=== Work required ===
Where a line holds the string "relative", return that line.
— BEGIN —
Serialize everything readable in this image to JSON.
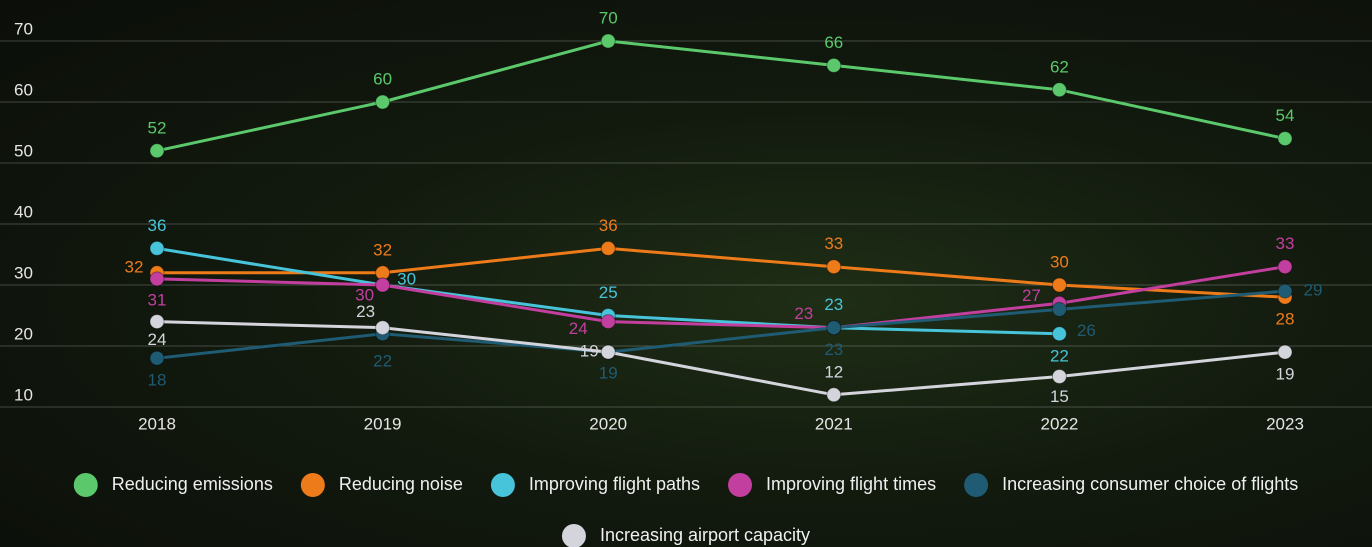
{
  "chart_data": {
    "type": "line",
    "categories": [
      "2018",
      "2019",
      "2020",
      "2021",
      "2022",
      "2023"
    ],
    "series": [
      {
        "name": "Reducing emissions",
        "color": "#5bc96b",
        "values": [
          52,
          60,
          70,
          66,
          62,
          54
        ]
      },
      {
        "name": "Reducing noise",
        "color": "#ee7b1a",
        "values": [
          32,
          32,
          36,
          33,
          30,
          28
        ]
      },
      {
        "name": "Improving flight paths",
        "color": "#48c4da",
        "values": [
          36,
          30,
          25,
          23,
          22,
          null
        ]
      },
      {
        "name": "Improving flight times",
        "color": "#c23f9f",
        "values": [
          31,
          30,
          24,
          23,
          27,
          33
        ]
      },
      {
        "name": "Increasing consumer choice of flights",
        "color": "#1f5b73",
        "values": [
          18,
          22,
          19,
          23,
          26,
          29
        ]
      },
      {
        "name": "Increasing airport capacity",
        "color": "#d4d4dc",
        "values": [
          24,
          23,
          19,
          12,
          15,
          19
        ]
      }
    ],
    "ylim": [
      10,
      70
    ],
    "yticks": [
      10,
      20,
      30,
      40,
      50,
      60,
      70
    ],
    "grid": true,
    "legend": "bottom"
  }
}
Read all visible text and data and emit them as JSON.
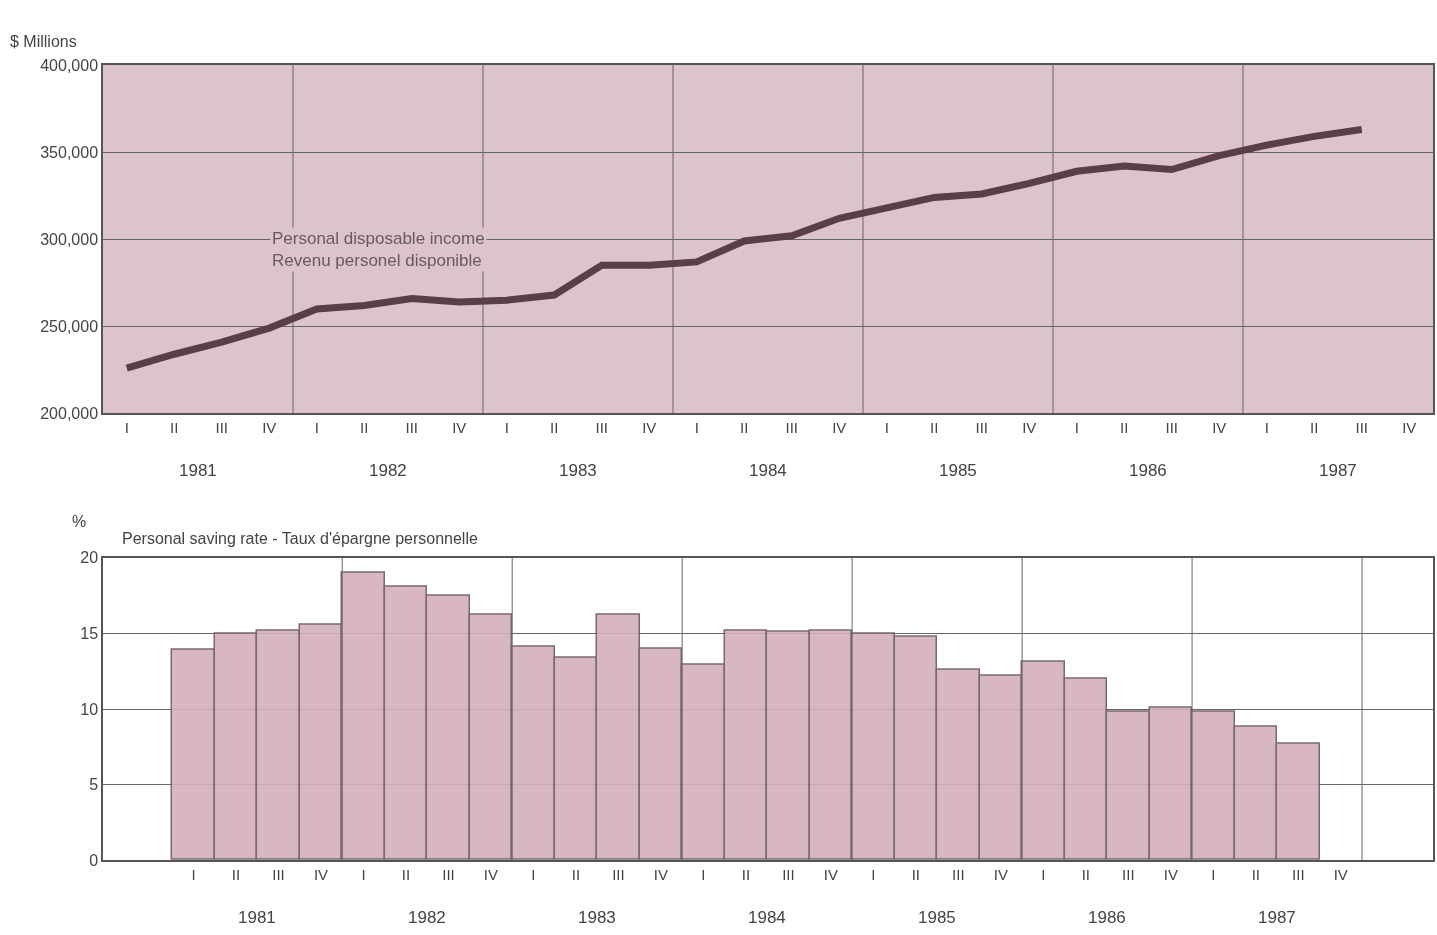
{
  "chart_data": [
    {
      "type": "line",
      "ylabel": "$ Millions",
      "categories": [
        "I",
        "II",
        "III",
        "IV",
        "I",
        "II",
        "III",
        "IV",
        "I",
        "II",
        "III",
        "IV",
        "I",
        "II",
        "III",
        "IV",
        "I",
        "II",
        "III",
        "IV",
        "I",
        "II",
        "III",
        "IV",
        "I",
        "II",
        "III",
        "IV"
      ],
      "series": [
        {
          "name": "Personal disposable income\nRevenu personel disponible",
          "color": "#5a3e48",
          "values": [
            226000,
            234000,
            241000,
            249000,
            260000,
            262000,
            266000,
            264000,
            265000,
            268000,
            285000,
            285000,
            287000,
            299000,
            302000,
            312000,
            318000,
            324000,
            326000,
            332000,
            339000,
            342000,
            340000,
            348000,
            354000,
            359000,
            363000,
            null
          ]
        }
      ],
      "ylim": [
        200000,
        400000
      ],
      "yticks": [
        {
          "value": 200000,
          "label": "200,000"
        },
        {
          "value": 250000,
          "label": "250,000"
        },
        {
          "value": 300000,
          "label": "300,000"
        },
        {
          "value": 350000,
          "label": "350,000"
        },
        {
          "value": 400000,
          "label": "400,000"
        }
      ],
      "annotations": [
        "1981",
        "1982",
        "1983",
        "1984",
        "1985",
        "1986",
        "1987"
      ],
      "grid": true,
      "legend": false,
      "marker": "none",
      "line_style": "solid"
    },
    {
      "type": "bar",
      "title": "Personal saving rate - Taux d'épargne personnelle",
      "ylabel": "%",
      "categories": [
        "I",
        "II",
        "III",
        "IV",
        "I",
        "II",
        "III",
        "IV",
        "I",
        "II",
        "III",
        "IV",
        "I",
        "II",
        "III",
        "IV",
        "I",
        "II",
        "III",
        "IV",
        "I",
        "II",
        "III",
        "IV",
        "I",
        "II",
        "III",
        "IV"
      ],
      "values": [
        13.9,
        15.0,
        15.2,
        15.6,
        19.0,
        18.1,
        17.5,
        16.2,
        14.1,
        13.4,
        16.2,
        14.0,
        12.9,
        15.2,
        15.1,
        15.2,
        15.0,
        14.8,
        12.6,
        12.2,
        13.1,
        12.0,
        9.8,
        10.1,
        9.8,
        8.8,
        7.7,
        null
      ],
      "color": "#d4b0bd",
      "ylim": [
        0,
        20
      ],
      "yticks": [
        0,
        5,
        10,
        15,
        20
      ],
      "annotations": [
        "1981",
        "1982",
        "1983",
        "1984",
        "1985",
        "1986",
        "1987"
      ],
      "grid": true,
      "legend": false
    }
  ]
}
— END —
— BEGIN —
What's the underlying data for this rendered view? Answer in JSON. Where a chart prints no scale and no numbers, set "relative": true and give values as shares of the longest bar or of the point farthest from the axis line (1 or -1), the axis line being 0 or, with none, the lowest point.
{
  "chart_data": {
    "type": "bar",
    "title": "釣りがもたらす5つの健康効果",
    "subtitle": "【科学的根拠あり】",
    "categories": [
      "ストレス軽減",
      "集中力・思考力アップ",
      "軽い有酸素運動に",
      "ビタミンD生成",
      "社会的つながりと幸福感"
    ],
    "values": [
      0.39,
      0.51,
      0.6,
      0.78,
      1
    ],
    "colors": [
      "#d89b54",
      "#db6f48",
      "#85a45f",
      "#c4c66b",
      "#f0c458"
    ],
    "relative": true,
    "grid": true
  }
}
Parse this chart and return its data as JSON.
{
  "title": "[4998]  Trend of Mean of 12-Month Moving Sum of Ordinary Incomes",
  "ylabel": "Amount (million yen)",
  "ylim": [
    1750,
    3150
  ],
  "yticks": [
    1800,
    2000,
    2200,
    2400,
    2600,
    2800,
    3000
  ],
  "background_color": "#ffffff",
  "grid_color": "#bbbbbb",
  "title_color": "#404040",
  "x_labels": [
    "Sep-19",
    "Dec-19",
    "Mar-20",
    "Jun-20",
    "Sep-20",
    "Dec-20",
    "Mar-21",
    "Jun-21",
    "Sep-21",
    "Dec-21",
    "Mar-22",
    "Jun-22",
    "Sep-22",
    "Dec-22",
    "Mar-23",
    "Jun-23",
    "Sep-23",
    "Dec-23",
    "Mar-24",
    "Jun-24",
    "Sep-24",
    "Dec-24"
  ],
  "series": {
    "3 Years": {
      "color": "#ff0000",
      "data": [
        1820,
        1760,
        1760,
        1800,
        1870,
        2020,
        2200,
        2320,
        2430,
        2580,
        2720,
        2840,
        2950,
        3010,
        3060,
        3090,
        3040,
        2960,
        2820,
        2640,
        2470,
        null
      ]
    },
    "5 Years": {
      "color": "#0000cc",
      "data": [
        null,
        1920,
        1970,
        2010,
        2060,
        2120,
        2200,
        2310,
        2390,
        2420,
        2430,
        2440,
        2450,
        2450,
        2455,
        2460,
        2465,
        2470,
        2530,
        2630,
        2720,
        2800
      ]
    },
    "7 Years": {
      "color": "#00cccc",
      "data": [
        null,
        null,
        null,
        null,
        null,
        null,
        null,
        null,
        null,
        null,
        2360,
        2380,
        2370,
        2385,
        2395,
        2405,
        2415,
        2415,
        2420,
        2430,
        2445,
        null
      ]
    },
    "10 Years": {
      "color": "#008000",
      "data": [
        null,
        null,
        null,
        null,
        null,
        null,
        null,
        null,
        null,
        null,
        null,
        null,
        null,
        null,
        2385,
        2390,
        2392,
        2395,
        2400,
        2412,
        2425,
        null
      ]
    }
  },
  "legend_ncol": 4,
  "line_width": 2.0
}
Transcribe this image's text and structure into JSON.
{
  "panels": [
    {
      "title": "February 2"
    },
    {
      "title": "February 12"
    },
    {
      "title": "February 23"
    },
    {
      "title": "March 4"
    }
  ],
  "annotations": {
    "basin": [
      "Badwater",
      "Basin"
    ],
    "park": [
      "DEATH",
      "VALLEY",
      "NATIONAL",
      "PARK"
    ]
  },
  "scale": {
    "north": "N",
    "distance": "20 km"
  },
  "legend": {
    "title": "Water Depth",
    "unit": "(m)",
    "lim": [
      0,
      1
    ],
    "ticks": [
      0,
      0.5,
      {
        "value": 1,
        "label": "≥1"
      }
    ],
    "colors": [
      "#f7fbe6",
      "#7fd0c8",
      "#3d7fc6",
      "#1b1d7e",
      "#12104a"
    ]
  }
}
— END —
— BEGIN —
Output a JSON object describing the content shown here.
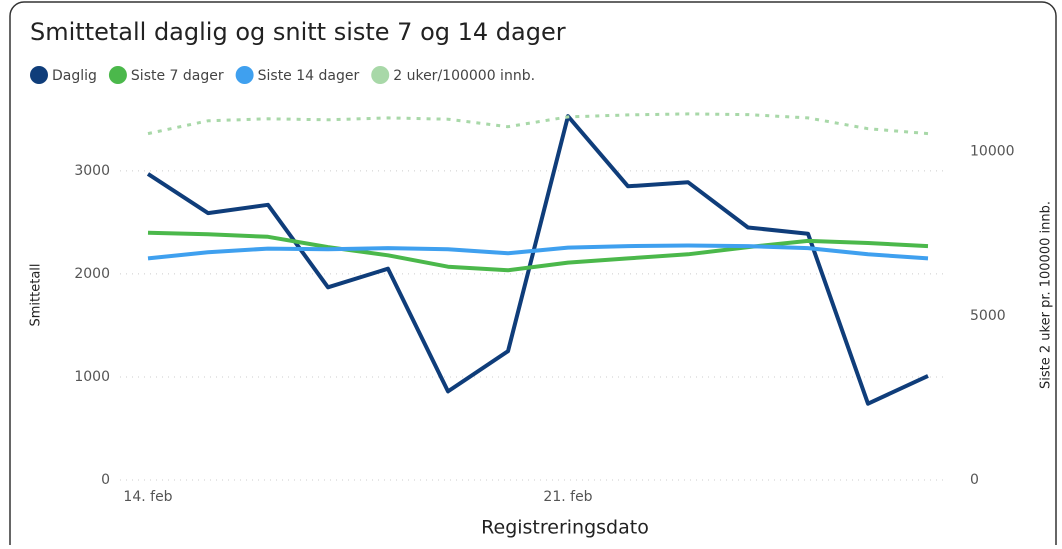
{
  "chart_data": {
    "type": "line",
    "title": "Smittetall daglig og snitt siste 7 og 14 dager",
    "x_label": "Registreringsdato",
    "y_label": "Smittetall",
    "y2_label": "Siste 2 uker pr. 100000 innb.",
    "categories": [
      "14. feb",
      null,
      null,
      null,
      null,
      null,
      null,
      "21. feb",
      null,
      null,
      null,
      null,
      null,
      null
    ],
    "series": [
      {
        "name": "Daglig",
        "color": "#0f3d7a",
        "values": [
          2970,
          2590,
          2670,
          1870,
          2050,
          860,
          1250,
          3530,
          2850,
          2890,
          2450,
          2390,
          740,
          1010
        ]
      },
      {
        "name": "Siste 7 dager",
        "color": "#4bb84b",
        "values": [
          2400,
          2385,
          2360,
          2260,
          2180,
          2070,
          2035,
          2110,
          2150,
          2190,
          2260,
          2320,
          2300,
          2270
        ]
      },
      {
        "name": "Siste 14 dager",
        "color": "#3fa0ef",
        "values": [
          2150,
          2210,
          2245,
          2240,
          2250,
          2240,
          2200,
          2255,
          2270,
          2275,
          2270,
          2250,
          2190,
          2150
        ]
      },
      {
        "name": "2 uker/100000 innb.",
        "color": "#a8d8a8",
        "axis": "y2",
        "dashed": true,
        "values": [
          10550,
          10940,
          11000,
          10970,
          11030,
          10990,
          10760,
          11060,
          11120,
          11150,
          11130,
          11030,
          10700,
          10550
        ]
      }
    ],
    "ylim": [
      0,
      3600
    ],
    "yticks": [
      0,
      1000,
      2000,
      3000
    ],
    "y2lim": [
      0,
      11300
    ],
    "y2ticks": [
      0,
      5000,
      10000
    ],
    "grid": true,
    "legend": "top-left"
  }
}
— END —
=== Solution for this task ===
What's the underlying data for this rendered view? Answer in JSON. Where a chart prints no scale and no numbers, set "relative": true and give values as shares of the longest bar or of the point farthest from the axis line (1 or -1), the axis line being 0 or, with none, the lowest point.
    "relative": true,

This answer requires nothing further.